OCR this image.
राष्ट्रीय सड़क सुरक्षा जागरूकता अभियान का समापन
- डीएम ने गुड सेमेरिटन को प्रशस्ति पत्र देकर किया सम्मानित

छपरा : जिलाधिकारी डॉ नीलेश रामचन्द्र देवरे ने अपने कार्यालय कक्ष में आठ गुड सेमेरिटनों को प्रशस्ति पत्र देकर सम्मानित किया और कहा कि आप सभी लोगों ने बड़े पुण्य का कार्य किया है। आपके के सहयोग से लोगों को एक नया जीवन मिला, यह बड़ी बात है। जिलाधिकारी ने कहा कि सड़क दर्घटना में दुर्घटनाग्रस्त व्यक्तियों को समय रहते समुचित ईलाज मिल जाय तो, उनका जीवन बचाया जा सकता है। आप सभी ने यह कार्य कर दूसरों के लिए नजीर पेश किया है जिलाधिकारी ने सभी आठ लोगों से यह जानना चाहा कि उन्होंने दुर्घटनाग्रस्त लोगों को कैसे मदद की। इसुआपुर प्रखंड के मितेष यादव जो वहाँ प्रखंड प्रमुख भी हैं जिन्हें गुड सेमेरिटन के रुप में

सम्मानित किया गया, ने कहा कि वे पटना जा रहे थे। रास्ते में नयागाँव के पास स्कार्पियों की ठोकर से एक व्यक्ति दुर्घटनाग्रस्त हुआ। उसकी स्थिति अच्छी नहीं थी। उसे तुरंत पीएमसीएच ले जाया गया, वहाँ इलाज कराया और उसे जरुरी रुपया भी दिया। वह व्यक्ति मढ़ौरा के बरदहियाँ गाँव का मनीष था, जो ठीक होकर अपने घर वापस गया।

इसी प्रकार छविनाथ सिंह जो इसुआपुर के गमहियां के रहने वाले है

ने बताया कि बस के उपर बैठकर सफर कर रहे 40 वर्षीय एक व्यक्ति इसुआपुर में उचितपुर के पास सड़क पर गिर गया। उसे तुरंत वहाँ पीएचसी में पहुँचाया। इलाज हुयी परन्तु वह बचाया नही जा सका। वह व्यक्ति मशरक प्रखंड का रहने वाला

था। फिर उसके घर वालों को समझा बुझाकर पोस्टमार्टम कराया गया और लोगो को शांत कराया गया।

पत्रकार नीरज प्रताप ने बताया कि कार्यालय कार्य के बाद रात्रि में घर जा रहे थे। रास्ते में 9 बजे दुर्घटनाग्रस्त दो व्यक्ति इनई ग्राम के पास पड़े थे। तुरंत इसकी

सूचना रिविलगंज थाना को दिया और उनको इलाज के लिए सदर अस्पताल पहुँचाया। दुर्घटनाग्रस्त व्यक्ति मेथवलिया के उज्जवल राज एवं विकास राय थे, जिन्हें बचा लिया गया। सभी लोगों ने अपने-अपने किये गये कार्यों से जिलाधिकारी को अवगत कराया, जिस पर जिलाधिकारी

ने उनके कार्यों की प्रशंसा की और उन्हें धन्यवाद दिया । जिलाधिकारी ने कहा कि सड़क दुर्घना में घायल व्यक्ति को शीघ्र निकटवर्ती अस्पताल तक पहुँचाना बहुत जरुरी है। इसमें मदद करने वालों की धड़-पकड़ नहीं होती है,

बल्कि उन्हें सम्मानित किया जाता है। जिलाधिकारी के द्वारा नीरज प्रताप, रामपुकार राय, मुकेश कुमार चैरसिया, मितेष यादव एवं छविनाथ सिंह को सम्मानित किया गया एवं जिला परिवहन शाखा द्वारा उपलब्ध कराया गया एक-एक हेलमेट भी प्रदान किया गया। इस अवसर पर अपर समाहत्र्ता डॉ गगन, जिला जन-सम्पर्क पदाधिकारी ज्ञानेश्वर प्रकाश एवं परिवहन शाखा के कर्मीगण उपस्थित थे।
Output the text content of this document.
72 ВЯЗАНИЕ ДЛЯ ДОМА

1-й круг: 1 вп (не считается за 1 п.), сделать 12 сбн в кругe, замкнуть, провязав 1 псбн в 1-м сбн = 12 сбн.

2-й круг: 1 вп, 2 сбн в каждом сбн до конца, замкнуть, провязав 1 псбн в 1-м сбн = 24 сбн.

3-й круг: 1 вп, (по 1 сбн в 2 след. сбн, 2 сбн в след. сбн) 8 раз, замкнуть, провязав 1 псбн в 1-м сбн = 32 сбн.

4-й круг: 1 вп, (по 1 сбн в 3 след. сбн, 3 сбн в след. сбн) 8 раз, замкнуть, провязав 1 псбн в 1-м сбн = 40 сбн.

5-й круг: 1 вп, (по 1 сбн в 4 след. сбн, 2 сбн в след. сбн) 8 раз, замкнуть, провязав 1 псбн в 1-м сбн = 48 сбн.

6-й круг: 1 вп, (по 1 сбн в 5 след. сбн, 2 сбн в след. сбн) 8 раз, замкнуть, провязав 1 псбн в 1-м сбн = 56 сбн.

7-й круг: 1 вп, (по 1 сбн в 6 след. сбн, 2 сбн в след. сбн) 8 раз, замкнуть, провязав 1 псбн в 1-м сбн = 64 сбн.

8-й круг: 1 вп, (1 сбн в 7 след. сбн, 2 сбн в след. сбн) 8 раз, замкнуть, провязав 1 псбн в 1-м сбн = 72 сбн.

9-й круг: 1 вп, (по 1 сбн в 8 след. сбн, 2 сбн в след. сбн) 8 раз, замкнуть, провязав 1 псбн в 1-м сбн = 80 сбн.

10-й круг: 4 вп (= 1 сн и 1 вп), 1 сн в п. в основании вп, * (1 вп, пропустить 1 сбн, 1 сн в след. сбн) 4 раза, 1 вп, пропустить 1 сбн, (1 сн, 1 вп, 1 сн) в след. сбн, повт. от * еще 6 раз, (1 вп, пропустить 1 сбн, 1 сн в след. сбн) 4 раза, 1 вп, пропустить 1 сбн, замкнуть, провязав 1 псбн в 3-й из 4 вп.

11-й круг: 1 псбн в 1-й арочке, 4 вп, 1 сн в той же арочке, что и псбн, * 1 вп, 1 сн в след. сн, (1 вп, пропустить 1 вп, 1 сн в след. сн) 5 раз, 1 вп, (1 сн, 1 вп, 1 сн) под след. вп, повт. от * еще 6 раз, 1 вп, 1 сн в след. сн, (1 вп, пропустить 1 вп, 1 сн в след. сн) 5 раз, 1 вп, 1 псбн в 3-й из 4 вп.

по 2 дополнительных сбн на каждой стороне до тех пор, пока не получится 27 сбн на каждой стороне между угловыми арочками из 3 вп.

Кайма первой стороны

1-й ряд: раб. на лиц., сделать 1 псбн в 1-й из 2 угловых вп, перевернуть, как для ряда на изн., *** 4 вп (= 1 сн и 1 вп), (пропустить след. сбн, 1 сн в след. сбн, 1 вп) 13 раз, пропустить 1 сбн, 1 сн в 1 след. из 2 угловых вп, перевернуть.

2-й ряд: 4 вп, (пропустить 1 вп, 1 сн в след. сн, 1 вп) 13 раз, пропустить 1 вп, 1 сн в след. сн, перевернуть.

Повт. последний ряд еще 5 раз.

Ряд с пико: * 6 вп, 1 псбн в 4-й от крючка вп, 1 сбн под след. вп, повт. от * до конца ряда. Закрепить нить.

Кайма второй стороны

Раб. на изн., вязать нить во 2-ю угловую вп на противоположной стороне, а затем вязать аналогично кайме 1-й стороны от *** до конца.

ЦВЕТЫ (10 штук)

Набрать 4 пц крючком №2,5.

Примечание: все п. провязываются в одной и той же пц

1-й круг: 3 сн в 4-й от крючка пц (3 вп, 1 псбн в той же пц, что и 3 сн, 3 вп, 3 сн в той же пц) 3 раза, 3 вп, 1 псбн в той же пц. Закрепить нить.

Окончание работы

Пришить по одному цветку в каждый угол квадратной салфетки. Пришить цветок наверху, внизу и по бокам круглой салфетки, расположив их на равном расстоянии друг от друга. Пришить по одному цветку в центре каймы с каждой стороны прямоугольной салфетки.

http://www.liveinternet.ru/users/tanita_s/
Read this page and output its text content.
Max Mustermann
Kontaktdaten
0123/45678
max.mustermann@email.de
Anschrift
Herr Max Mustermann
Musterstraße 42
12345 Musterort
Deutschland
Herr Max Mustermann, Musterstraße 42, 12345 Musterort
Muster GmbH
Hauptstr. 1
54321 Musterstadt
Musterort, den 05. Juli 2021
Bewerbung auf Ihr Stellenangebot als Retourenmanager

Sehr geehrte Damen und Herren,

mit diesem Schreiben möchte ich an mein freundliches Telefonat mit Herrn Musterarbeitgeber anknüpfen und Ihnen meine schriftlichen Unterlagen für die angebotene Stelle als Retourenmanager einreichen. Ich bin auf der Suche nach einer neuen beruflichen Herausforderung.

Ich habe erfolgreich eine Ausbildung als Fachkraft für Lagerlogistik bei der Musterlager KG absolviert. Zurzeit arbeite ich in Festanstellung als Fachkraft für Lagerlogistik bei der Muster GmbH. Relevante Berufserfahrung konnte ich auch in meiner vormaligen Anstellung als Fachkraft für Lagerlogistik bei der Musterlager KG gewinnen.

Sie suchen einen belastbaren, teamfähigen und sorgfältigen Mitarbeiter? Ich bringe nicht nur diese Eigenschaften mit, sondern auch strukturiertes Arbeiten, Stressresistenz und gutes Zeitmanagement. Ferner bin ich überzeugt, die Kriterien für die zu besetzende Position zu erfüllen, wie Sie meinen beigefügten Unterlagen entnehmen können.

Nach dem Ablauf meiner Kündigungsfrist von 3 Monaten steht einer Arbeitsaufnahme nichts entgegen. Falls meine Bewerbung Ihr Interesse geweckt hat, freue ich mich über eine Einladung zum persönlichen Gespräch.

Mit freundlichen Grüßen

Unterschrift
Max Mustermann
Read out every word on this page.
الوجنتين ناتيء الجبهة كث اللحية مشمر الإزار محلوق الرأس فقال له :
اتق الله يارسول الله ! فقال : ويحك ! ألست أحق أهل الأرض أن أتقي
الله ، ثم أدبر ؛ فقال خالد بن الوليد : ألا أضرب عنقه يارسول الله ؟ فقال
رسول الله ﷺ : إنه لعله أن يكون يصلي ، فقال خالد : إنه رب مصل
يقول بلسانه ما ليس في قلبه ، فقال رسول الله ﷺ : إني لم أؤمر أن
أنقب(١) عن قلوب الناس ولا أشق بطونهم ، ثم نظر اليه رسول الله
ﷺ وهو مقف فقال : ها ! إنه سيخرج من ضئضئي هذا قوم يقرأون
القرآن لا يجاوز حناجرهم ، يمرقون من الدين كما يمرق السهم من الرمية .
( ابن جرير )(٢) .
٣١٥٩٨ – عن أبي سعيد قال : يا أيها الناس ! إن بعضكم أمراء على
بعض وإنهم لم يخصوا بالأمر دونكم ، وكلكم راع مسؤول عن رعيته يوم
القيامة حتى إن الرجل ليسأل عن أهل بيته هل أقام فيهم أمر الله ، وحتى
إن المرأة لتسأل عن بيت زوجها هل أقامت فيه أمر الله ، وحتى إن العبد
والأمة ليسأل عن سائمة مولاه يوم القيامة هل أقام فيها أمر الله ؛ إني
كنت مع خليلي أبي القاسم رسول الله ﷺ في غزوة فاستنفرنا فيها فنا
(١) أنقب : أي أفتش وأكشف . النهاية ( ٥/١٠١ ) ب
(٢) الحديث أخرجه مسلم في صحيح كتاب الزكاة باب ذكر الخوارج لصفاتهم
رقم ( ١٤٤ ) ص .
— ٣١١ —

Exercise prompt: In the entries above, locate every line with the word "خالد" and copy it.

Exercise answer:
الله ، ثم أدبر ؛ فقال خالد بن الوليد : ألا أضرب عنقه يارسول الله ؟ فقال
رسول الله ﷺ : إنه لعله أن يكون يصلي ، فقال خالد : إنه رب مصل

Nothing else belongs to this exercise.